**WHAT YOU ARE ASKED TO DO:** Copy out every line that contains the word "value".

□ □ □ □ □ □ □

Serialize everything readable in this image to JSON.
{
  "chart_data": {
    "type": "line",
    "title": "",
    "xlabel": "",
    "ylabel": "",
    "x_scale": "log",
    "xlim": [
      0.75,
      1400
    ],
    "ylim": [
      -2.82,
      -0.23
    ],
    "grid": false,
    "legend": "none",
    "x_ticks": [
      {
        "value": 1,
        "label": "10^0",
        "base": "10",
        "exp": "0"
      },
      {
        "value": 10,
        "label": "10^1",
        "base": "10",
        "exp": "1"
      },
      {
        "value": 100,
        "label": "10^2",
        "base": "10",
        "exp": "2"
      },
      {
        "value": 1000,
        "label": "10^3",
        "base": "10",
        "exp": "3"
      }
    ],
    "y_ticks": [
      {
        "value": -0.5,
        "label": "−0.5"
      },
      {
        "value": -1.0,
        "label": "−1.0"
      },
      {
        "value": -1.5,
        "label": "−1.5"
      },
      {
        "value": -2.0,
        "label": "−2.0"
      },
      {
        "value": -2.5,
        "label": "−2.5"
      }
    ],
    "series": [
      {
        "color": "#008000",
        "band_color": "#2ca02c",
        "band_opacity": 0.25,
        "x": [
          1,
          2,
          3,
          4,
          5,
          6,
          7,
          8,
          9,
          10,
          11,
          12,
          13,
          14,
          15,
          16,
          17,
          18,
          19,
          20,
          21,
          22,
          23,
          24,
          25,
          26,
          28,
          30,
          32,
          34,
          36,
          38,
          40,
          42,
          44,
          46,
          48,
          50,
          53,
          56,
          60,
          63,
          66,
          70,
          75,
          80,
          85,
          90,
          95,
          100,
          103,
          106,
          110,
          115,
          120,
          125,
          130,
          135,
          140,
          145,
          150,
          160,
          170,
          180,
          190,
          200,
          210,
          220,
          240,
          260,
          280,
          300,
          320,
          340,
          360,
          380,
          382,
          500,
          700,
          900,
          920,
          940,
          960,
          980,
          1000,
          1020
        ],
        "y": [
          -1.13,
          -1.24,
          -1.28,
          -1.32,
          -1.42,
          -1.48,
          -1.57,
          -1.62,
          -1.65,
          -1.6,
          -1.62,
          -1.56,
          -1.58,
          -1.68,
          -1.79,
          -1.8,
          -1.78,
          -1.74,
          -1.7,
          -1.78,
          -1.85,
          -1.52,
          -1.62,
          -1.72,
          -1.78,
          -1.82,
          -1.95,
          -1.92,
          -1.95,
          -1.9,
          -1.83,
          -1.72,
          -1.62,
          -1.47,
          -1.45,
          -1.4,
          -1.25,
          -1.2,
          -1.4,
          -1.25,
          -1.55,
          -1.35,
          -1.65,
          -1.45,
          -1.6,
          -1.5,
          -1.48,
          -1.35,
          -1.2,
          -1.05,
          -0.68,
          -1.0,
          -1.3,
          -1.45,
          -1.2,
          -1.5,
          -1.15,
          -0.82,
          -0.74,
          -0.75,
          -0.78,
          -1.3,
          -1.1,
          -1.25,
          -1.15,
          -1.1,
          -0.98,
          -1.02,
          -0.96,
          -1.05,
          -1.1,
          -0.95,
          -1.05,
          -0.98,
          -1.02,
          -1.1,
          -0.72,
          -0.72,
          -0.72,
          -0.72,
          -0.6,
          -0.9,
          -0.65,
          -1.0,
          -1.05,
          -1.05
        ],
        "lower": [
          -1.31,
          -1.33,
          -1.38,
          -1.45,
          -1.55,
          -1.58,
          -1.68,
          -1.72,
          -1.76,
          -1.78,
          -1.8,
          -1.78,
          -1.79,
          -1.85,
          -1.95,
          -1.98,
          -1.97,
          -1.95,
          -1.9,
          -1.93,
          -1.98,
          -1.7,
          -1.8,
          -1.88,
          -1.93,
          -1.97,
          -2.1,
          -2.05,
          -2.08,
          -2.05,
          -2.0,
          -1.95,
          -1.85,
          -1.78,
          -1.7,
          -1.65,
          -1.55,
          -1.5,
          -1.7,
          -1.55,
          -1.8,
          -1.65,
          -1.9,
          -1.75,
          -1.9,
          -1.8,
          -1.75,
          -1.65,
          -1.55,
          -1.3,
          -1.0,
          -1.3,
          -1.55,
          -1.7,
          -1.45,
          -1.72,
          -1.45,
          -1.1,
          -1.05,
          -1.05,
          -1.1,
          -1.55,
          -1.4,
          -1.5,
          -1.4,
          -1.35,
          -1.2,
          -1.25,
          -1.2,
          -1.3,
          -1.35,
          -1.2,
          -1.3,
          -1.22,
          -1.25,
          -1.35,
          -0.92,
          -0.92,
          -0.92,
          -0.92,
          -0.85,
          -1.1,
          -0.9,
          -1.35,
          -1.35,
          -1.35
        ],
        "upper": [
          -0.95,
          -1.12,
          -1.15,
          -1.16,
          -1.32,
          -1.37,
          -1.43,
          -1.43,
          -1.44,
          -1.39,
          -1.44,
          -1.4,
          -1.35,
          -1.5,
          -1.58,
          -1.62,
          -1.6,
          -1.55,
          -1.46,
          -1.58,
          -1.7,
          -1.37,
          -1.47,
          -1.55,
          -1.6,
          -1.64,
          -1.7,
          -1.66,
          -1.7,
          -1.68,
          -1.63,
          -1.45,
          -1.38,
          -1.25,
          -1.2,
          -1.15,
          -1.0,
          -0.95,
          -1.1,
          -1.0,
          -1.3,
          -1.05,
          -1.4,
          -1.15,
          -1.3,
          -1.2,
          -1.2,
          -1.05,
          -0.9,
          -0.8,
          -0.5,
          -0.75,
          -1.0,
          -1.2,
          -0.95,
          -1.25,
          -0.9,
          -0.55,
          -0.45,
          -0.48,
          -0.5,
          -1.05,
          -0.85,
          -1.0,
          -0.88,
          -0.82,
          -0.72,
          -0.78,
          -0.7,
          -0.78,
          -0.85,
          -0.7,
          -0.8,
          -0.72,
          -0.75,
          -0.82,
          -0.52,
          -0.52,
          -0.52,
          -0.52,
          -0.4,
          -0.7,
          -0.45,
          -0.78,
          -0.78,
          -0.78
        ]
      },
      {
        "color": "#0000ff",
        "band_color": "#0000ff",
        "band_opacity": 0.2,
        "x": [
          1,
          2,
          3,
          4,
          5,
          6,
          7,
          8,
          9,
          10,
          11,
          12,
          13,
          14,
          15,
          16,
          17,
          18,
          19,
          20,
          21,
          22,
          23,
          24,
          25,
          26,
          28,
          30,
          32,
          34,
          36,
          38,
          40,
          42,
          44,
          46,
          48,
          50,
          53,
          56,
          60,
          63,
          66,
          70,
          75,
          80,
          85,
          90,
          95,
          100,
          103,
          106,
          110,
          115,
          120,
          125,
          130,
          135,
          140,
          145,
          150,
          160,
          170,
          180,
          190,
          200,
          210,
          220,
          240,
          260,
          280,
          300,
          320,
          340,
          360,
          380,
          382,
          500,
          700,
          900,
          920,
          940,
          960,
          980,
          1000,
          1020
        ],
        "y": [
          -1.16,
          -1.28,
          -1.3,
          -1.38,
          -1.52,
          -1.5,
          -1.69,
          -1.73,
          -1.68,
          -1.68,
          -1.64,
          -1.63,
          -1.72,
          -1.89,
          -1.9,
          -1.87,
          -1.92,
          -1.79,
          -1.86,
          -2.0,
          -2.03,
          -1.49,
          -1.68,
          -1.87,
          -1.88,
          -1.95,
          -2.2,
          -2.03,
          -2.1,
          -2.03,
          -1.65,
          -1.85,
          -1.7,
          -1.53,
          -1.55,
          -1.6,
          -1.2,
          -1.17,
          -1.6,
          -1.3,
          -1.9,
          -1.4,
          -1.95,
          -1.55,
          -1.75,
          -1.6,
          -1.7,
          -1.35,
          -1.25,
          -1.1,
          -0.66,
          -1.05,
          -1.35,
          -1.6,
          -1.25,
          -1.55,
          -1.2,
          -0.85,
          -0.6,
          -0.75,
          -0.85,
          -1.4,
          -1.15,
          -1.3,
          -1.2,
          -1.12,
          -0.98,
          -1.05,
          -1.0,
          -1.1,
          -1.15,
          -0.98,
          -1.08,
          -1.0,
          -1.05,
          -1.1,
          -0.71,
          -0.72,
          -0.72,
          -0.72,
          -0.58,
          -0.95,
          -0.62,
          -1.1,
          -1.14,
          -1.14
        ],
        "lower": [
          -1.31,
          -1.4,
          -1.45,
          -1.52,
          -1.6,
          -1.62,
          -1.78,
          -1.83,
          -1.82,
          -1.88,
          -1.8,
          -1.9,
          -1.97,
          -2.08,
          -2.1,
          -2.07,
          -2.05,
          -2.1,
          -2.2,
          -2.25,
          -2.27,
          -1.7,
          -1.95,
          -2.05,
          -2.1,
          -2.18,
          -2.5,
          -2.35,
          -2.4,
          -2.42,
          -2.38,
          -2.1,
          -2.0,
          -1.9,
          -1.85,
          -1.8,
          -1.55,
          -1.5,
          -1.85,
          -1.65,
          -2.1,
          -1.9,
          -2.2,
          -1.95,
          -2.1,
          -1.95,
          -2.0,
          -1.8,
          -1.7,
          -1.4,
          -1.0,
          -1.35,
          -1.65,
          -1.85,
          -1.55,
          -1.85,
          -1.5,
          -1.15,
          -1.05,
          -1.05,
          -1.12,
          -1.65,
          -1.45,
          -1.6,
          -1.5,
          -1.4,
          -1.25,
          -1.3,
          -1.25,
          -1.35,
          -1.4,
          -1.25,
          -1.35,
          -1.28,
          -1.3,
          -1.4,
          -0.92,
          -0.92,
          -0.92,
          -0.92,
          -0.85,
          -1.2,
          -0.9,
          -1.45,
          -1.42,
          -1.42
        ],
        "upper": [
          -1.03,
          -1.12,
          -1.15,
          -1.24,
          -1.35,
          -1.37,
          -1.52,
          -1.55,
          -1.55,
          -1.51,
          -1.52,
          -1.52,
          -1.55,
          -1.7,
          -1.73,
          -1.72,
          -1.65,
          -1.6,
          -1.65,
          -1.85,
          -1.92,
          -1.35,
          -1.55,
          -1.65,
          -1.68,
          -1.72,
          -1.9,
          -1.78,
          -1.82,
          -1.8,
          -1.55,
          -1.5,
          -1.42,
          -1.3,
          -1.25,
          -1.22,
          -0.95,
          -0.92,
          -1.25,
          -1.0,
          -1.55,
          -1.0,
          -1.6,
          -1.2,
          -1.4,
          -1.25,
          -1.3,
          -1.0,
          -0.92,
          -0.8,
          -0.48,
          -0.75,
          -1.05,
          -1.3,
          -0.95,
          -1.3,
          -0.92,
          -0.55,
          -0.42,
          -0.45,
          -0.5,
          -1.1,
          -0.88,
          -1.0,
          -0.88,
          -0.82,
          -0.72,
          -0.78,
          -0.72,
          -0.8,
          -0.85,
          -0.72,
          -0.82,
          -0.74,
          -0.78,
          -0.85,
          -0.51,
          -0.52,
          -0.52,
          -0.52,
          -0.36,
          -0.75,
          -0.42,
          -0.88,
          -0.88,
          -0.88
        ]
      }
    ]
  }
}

□ □ □ □ □ □ □

**RESULT FOR THIS TASK:**
        "value": 1,
        "value": 10,
        "value": 100,
        "value": 1000,
        "value": -0.5,
        "value": -1.0,
        "value": -1.5,
        "value": -2.0,
        "value": -2.5,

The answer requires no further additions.